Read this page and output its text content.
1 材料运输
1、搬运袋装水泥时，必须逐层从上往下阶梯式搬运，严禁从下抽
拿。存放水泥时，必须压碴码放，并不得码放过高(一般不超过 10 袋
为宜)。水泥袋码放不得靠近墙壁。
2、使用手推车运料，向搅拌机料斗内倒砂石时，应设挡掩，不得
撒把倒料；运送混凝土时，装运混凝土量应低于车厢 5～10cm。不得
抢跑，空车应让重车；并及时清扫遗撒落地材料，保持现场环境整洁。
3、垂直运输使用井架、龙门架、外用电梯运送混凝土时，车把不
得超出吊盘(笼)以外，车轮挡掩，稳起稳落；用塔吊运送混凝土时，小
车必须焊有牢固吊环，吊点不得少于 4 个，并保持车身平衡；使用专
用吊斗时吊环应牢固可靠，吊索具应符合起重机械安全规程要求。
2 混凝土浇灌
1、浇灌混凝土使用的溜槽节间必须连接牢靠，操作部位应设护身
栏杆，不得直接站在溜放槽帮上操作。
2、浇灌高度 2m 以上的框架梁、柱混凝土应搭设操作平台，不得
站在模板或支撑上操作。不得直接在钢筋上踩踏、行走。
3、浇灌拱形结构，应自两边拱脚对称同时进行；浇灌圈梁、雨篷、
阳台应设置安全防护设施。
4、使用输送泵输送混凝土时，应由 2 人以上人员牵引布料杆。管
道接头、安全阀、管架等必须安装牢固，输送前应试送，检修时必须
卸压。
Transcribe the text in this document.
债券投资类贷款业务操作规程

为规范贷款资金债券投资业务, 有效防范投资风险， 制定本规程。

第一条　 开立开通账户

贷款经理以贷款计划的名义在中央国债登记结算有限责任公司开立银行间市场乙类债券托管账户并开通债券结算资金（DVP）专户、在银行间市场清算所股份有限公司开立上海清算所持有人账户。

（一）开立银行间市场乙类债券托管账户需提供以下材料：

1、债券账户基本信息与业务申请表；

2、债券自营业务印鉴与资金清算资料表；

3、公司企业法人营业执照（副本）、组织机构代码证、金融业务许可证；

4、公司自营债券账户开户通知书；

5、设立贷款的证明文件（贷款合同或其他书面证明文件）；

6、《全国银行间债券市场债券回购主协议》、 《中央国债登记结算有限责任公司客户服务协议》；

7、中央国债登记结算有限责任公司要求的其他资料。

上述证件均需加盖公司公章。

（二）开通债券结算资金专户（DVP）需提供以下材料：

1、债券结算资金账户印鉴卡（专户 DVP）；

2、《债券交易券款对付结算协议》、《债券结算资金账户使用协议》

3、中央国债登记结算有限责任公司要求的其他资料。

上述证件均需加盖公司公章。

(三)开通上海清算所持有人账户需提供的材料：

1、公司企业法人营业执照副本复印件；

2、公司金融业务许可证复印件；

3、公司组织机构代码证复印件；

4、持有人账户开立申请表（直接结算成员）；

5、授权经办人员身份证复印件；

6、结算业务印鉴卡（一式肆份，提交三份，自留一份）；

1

## Instruction
Work out how many lines of the listing above include the word "text". Report only the number.

## Output for this exercise
2